Top of TEXT PASSAGE

A white woman with curly, strawberry blonde hair and rectangular glasses smiling, wearing a green blouse.

Alexis has an educational background in public health, applied indigenous health studies (B.S. 2012) and library and information science (M.A. 2014) and is currently a PhD student in American Indian Studies and Public Health (2018). Alexis has worked as a research specialist on a sexual violence prevention grant and has completed two internships; one with the Native American Cancer Partnership and one focusing on community based participatory research. Her research areas of interest include: social justice issues, environmental justice, resilience, and program evaluation.


Xiafei Wang

An Asian woman smiling with shoulder-length, black hair and bangs, wearing black glasses, a white blouse, and grey blazer.

Xiafei Wang received her BA in social work from Peking University and is currently a Ph.D. candidate in the Ohio State University College of Social Work. Wang’s research interests focus on children and adolescent behavioral and mental health problems in an ecological perspective, with special attention to family process and neighborhood environment. Xiafei is using a mixed-methods design for her dissertation research advised by Dr. Mo Yee Lee to explore intergenerational trauma transmission and post-traumatic growth. Specifically, how parents’ adverse childhood experiences influence the child’s behavioral and emotional outcomes, via the pathways of parental affect regulation and reflective functioning, and how therapeutic process can promote post-traumatic growth for parents who experienced childhood adversity. Xiafei Wang’s published research related to the influences of family-level factors and neighborhood environment on child behavioral health, and the resources that can be used to promote post-traumatic growth for individuals who experienced trauma.

Bottom of TEXT PASSAGE
Top of EXCERPTED DATA

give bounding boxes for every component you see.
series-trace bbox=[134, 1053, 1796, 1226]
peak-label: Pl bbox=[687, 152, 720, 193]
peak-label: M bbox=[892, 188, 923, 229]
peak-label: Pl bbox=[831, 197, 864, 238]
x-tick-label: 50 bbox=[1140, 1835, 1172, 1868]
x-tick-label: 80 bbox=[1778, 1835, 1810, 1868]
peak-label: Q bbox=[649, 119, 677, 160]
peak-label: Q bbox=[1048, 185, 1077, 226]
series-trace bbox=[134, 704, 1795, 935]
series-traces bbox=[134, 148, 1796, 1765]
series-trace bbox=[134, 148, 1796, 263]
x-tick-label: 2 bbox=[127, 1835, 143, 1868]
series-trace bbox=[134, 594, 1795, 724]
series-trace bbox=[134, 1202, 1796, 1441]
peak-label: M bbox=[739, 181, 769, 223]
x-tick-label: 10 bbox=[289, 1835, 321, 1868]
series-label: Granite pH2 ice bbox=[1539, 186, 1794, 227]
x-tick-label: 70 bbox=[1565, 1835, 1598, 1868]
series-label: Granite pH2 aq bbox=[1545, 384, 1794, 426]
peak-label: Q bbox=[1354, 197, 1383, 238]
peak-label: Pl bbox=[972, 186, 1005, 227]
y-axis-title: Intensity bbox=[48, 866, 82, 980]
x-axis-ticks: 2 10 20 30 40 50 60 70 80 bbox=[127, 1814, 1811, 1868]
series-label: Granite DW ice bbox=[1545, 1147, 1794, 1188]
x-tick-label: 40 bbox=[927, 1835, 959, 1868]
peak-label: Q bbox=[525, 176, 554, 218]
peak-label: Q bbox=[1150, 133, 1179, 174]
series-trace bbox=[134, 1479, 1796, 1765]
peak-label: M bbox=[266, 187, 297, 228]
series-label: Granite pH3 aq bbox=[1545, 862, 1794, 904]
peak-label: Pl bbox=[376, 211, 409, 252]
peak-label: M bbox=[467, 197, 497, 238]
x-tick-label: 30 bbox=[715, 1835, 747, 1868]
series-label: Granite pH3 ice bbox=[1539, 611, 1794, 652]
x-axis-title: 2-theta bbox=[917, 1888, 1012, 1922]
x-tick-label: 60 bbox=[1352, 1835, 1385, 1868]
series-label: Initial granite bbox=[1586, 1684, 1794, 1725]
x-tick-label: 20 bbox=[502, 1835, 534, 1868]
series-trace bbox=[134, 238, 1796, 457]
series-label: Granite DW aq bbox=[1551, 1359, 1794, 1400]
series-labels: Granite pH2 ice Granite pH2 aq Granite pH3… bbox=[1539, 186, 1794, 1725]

Bottom of EXCERPTED DATA

*WHAT TO DO*
In the researcher profiles, where did Xiafei Wang get her BA in social work?

*SOLUTION*
Peking University